→ **Objective**
Each record must be retyped in full. No character may differ.

→ **Records supplied**

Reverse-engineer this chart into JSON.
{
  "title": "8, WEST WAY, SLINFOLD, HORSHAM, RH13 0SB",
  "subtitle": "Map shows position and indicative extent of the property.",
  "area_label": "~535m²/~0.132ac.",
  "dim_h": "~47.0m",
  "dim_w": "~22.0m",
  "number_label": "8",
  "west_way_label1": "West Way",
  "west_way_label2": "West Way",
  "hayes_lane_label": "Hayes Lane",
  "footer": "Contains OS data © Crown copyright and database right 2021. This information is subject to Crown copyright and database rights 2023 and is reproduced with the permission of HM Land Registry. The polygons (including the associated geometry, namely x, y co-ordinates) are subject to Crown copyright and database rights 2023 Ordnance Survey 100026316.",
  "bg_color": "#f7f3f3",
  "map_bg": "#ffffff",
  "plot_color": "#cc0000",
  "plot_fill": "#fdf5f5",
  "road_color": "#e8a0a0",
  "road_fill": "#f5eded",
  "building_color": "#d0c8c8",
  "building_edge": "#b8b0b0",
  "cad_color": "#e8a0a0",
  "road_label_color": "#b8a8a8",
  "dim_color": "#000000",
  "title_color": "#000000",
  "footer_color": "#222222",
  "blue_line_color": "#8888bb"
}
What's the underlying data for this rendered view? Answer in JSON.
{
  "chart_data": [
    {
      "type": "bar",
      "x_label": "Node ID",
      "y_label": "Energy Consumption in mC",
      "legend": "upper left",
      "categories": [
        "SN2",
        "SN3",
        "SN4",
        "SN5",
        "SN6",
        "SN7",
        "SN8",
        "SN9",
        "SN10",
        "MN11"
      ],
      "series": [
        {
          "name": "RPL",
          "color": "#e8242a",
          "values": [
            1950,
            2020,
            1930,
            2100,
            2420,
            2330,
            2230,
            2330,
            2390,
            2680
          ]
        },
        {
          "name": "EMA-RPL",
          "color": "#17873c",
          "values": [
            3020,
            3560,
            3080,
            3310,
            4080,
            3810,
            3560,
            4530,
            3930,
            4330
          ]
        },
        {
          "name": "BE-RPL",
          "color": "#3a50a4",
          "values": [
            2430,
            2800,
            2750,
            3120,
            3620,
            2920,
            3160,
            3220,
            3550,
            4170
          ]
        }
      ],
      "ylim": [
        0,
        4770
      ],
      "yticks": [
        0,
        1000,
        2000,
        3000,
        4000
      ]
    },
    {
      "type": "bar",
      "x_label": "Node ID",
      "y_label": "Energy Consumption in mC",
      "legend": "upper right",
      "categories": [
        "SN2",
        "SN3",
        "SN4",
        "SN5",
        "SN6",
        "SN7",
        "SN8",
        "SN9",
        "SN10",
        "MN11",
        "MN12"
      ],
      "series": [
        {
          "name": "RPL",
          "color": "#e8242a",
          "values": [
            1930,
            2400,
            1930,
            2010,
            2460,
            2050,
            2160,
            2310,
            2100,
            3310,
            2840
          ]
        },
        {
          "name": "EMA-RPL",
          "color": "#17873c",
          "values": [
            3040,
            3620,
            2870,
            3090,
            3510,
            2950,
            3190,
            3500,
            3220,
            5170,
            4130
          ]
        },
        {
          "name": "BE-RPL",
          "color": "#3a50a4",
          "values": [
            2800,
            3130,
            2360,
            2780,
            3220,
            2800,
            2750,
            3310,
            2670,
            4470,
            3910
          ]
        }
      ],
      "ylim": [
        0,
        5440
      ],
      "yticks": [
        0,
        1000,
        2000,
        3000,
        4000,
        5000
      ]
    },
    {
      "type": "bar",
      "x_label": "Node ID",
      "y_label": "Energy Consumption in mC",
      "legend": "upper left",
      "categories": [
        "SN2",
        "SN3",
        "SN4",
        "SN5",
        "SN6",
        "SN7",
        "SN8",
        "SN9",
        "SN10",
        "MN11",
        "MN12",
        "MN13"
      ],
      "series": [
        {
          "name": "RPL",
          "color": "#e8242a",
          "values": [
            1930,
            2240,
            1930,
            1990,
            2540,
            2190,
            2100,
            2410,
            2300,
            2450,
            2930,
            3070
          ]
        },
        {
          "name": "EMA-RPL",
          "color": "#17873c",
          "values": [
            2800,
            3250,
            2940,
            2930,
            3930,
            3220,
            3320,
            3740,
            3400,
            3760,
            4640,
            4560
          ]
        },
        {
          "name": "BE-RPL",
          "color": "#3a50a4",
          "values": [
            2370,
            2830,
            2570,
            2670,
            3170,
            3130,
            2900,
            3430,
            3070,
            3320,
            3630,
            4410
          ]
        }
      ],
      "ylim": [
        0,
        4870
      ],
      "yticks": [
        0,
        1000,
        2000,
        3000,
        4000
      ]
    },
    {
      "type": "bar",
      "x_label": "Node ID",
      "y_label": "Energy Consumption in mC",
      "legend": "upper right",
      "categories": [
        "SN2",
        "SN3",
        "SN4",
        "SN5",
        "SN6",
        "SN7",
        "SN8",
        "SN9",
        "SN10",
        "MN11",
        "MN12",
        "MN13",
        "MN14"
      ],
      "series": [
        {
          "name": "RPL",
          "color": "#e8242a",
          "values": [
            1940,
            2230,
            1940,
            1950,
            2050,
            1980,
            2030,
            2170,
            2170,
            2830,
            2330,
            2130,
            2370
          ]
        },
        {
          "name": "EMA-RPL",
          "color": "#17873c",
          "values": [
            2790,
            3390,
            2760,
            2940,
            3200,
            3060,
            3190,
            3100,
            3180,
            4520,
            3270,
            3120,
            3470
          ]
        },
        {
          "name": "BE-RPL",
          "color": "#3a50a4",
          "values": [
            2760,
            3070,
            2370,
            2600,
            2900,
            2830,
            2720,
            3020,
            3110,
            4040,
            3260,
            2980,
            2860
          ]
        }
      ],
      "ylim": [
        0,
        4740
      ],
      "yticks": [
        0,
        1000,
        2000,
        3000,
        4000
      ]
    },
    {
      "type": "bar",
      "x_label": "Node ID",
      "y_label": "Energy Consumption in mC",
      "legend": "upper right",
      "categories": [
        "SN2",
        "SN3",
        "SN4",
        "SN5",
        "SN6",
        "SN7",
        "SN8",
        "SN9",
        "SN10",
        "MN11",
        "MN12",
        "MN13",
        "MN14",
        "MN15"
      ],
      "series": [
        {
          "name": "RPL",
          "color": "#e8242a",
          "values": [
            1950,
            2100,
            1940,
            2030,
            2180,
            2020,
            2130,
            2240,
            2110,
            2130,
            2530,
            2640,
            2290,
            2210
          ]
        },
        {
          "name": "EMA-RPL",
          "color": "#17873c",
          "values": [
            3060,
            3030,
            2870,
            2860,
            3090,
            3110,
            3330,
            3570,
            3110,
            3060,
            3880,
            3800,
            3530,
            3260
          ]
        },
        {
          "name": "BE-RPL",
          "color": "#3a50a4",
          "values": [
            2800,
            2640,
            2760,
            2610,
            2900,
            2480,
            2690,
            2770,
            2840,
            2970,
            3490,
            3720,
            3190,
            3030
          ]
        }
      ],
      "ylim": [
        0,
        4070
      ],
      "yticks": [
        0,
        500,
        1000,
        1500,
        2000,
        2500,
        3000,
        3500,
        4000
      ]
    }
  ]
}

→ **The output**
Reverse-engineer this chart into JSON.
{
  "title": "8, WEST WAY, SLINFOLD, HORSHAM, RH13 0SB",
  "subtitle": "Map shows position and indicative extent of the property.",
  "area_label": "~535m²/~0.132ac.",
  "dim_h": "~47.0m",
  "dim_w": "~22.0m",
  "number_label": "8",
  "west_way_label1": "West Way",
  "west_way_label2": "West Way",
  "hayes_lane_label": "Hayes Lane",
  "footer": "Contains OS data © Crown copyright and database right 2021. This information is subject to Crown copyright and database rights 2023 and is reproduced with the permission of HM Land Registry. The polygons (including the associated geometry, namely x, y co-ordinates) are subject to Crown copyright and database rights 2023 Ordnance Survey 100026316.",
  "bg_color": "#f7f3f3",
  "map_bg": "#ffffff",
  "plot_color": "#cc0000",
  "plot_fill": "#fdf5f5",
  "road_color": "#e8a0a0",
  "road_fill": "#f5eded",
  "building_color": "#d0c8c8",
  "building_edge": "#b8b0b0",
  "cad_color": "#e8a0a0",
  "road_label_color": "#b8a8a8",
  "dim_color": "#000000",
  "title_color": "#000000",
  "footer_color": "#222222",
  "blue_line_color": "#8888bb"
}
What's the underlying data for this rendered view? Answer in JSON.
{
  "chart_data": [
    {
      "type": "bar",
      "x_label": "Node ID",
      "y_label": "Energy Consumption in mC",
      "legend": "upper left",
      "categories": [
        "SN2",
        "SN3",
        "SN4",
        "SN5",
        "SN6",
        "SN7",
        "SN8",
        "SN9",
        "SN10",
        "MN11"
      ],
      "series": [
        {
          "name": "RPL",
          "color": "#e8242a",
          "values": [
            1950,
            2020,
            1930,
            2100,
            2420,
            2330,
            2230,
            2330,
            2390,
            2680
          ]
        },
        {
          "name": "EMA-RPL",
          "color": "#17873c",
          "values": [
            3020,
            3560,
            3080,
            3310,
            4080,
            3810,
            3560,
            4530,
            3930,
            4330
          ]
        },
        {
          "name": "BE-RPL",
          "color": "#3a50a4",
          "values": [
            2430,
            2800,
            2750,
            3120,
            3620,
            2920,
            3160,
            3220,
            3550,
            4170
          ]
        }
      ],
      "ylim": [
        0,
        4770
      ],
      "yticks": [
        0,
        1000,
        2000,
        3000,
        4000
      ]
    },
    {
      "type": "bar",
      "x_label": "Node ID",
      "y_label": "Energy Consumption in mC",
      "legend": "upper right",
      "categories": [
        "SN2",
        "SN3",
        "SN4",
        "SN5",
        "SN6",
        "SN7",
        "SN8",
        "SN9",
        "SN10",
        "MN11",
        "MN12"
      ],
      "series": [
        {
          "name": "RPL",
          "color": "#e8242a",
          "values": [
            1930,
            2400,
            1930,
            2010,
            2460,
            2050,
            2160,
            2310,
            2100,
            3310,
            2840
          ]
        },
        {
          "name": "EMA-RPL",
          "color": "#17873c",
          "values": [
            3040,
            3620,
            2870,
            3090,
            3510,
            2950,
            3190,
            3500,
            3220,
            5170,
            4130
          ]
        },
        {
          "name": "BE-RPL",
          "color": "#3a50a4",
          "values": [
            2800,
            3130,
            2360,
            2780,
            3220,
            2800,
            2750,
            3310,
            2670,
            4470,
            3910
          ]
        }
      ],
      "ylim": [
        0,
        5440
      ],
      "yticks": [
        0,
        1000,
        2000,
        3000,
        4000,
        5000
      ]
    },
    {
      "type": "bar",
      "x_label": "Node ID",
      "y_label": "Energy Consumption in mC",
      "legend": "upper left",
      "categories": [
        "SN2",
        "SN3",
        "SN4",
        "SN5",
        "SN6",
        "SN7",
        "SN8",
        "SN9",
        "SN10",
        "MN11",
        "MN12",
        "MN13"
      ],
      "series": [
        {
          "name": "RPL",
          "color": "#e8242a",
          "values": [
            1930,
            2240,
            1930,
            1990,
            2540,
            2190,
            2100,
            2410,
            2300,
            2450,
            2930,
            3070
          ]
        },
        {
          "name": "EMA-RPL",
          "color": "#17873c",
          "values": [
            2800,
            3250,
            2940,
            2930,
            3930,
            3220,
            3320,
            3740,
            3400,
            3760,
            4640,
            4560
          ]
        },
        {
          "name": "BE-RPL",
          "color": "#3a50a4",
          "values": [
            2370,
            2830,
            2570,
            2670,
            3170,
            3130,
            2900,
            3430,
            3070,
            3320,
            3630,
            4410
          ]
        }
      ],
      "ylim": [
        0,
        4870
      ],
      "yticks": [
        0,
        1000,
        2000,
        3000,
        4000
      ]
    },
    {
      "type": "bar",
      "x_label": "Node ID",
      "y_label": "Energy Consumption in mC",
      "legend": "upper right",
      "categories": [
        "SN2",
        "SN3",
        "SN4",
        "SN5",
        "SN6",
        "SN7",
        "SN8",
        "SN9",
        "SN10",
        "MN11",
        "MN12",
        "MN13",
        "MN14"
      ],
      "series": [
        {
          "name": "RPL",
          "color": "#e8242a",
          "values": [
            1940,
            2230,
            1940,
            1950,
            2050,
            1980,
            2030,
            2170,
            2170,
            2830,
            2330,
            2130,
            2370
          ]
        },
        {
          "name": "EMA-RPL",
          "color": "#17873c",
          "values": [
            2790,
            3390,
            2760,
            2940,
            3200,
            3060,
            3190,
            3100,
            3180,
            4520,
            3270,
            3120,
            3470
          ]
        },
        {
          "name": "BE-RPL",
          "color": "#3a50a4",
          "values": [
            2760,
            3070,
            2370,
            2600,
            2900,
            2830,
            2720,
            3020,
            3110,
            4040,
            3260,
            2980,
            2860
          ]
        }
      ],
      "ylim": [
        0,
        4740
      ],
      "yticks": [
        0,
        1000,
        2000,
        3000,
        4000
      ]
    },
    {
      "type": "bar",
      "x_label": "Node ID",
      "y_label": "Energy Consumption in mC",
      "legend": "upper right",
      "categories": [
        "SN2",
        "SN3",
        "SN4",
        "SN5",
        "SN6",
        "SN7",
        "SN8",
        "SN9",
        "SN10",
        "MN11",
        "MN12",
        "MN13",
        "MN14",
        "MN15"
      ],
      "series": [
        {
          "name": "RPL",
          "color": "#e8242a",
          "values": [
            1950,
            2100,
            1940,
            2030,
            2180,
            2020,
            2130,
            2240,
            2110,
            2130,
            2530,
            2640,
            2290,
            2210
          ]
        },
        {
          "name": "EMA-RPL",
          "color": "#17873c",
          "values": [
            3060,
            3030,
            2870,
            2860,
            3090,
            3110,
            3330,
            3570,
            3110,
            3060,
            3880,
            3800,
            3530,
            3260
          ]
        },
        {
          "name": "BE-RPL",
          "color": "#3a50a4",
          "values": [
            2800,
            2640,
            2760,
            2610,
            2900,
            2480,
            2690,
            2770,
            2840,
            2970,
            3490,
            3720,
            3190,
            3030
          ]
        }
      ],
      "ylim": [
        0,
        4070
      ],
      "yticks": [
        0,
        500,
        1000,
        1500,
        2000,
        2500,
        3000,
        3500,
        4000
      ]
    }
  ]
}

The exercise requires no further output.